*** DATA PROVIDED
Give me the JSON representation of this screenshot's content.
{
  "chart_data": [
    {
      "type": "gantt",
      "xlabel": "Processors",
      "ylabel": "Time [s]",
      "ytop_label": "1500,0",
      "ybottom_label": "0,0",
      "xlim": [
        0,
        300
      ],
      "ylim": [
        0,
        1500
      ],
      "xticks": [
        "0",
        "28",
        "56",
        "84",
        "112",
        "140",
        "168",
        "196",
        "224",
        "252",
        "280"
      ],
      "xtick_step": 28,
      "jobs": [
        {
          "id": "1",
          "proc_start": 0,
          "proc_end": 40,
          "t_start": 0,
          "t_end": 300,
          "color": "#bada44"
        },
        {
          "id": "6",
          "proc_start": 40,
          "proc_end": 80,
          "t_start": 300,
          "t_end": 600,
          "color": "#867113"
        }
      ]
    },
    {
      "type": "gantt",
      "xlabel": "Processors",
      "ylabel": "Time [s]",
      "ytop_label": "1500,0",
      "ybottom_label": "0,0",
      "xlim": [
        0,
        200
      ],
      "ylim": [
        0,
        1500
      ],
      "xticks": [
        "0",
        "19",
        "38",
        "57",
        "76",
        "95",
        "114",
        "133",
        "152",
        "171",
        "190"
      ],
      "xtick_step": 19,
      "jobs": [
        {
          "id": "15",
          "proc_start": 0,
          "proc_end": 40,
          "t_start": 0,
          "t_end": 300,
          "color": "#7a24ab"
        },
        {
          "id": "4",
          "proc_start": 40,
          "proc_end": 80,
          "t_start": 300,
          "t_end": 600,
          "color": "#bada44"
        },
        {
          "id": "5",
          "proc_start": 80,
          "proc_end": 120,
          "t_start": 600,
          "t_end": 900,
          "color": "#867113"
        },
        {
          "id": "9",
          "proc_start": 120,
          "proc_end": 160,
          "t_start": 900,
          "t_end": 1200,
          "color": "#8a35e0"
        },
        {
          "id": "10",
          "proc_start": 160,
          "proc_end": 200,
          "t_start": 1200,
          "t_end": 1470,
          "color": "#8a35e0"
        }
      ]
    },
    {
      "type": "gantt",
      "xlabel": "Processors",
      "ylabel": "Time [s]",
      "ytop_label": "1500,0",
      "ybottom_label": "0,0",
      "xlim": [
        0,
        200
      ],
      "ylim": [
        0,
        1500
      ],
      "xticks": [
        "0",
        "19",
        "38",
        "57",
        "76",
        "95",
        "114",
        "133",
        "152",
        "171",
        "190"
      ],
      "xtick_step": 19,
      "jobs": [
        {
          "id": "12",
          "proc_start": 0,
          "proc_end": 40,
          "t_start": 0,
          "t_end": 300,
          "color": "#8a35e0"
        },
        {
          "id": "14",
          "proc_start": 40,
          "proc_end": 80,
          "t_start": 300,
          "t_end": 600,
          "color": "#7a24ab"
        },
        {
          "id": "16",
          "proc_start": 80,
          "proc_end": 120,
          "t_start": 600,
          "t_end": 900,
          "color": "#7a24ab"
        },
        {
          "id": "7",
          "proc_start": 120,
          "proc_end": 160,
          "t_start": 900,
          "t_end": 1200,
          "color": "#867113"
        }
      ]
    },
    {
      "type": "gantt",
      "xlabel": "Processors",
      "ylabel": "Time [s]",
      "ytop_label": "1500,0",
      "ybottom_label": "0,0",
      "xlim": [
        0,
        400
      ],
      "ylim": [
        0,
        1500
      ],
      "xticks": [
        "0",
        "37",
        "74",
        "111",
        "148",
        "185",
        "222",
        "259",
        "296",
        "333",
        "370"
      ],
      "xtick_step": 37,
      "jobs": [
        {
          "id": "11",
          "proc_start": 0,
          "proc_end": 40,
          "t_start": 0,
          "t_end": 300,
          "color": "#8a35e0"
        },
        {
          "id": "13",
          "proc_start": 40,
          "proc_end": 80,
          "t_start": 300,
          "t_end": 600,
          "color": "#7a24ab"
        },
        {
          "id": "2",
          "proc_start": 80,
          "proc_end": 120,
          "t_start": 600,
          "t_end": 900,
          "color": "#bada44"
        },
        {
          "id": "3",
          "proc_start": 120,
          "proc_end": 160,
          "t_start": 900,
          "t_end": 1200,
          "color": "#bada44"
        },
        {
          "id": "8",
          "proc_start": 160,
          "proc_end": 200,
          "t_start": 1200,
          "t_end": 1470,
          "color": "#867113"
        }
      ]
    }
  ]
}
******
• GIVEN REQUEST:
Type out the full listing again, exactly as given.

• WRITTEN RESPONSE:
Give me the JSON representation of this screenshot's content.
{
  "chart_data": [
    {
      "type": "gantt",
      "xlabel": "Processors",
      "ylabel": "Time [s]",
      "ytop_label": "1500,0",
      "ybottom_label": "0,0",
      "xlim": [
        0,
        300
      ],
      "ylim": [
        0,
        1500
      ],
      "xticks": [
        "0",
        "28",
        "56",
        "84",
        "112",
        "140",
        "168",
        "196",
        "224",
        "252",
        "280"
      ],
      "xtick_step": 28,
      "jobs": [
        {
          "id": "1",
          "proc_start": 0,
          "proc_end": 40,
          "t_start": 0,
          "t_end": 300,
          "color": "#bada44"
        },
        {
          "id": "6",
          "proc_start": 40,
          "proc_end": 80,
          "t_start": 300,
          "t_end": 600,
          "color": "#867113"
        }
      ]
    },
    {
      "type": "gantt",
      "xlabel": "Processors",
      "ylabel": "Time [s]",
      "ytop_label": "1500,0",
      "ybottom_label": "0,0",
      "xlim": [
        0,
        200
      ],
      "ylim": [
        0,
        1500
      ],
      "xticks": [
        "0",
        "19",
        "38",
        "57",
        "76",
        "95",
        "114",
        "133",
        "152",
        "171",
        "190"
      ],
      "xtick_step": 19,
      "jobs": [
        {
          "id": "15",
          "proc_start": 0,
          "proc_end": 40,
          "t_start": 0,
          "t_end": 300,
          "color": "#7a24ab"
        },
        {
          "id": "4",
          "proc_start": 40,
          "proc_end": 80,
          "t_start": 300,
          "t_end": 600,
          "color": "#bada44"
        },
        {
          "id": "5",
          "proc_start": 80,
          "proc_end": 120,
          "t_start": 600,
          "t_end": 900,
          "color": "#867113"
        },
        {
          "id": "9",
          "proc_start": 120,
          "proc_end": 160,
          "t_start": 900,
          "t_end": 1200,
          "color": "#8a35e0"
        },
        {
          "id": "10",
          "proc_start": 160,
          "proc_end": 200,
          "t_start": 1200,
          "t_end": 1470,
          "color": "#8a35e0"
        }
      ]
    },
    {
      "type": "gantt",
      "xlabel": "Processors",
      "ylabel": "Time [s]",
      "ytop_label": "1500,0",
      "ybottom_label": "0,0",
      "xlim": [
        0,
        200
      ],
      "ylim": [
        0,
        1500
      ],
      "xticks": [
        "0",
        "19",
        "38",
        "57",
        "76",
        "95",
        "114",
        "133",
        "152",
        "171",
        "190"
      ],
      "xtick_step": 19,
      "jobs": [
        {
          "id": "12",
          "proc_start": 0,
          "proc_end": 40,
          "t_start": 0,
          "t_end": 300,
          "color": "#8a35e0"
        },
        {
          "id": "14",
          "proc_start": 40,
          "proc_end": 80,
          "t_start": 300,
          "t_end": 600,
          "color": "#7a24ab"
        },
        {
          "id": "16",
          "proc_start": 80,
          "proc_end": 120,
          "t_start": 600,
          "t_end": 900,
          "color": "#7a24ab"
        },
        {
          "id": "7",
          "proc_start": 120,
          "proc_end": 160,
          "t_start": 900,
          "t_end": 1200,
          "color": "#867113"
        }
      ]
    },
    {
      "type": "gantt",
      "xlabel": "Processors",
      "ylabel": "Time [s]",
      "ytop_label": "1500,0",
      "ybottom_label": "0,0",
      "xlim": [
        0,
        400
      ],
      "ylim": [
        0,
        1500
      ],
      "xticks": [
        "0",
        "37",
        "74",
        "111",
        "148",
        "185",
        "222",
        "259",
        "296",
        "333",
        "370"
      ],
      "xtick_step": 37,
      "jobs": [
        {
          "id": "11",
          "proc_start": 0,
          "proc_end": 40,
          "t_start": 0,
          "t_end": 300,
          "color": "#8a35e0"
        },
        {
          "id": "13",
          "proc_start": 40,
          "proc_end": 80,
          "t_start": 300,
          "t_end": 600,
          "color": "#7a24ab"
        },
        {
          "id": "2",
          "proc_start": 80,
          "proc_end": 120,
          "t_start": 600,
          "t_end": 900,
          "color": "#bada44"
        },
        {
          "id": "3",
          "proc_start": 120,
          "proc_end": 160,
          "t_start": 900,
          "t_end": 1200,
          "color": "#bada44"
        },
        {
          "id": "8",
          "proc_start": 160,
          "proc_end": 200,
          "t_start": 1200,
          "t_end": 1470,
          "color": "#867113"
        }
      ]
    }
  ]
}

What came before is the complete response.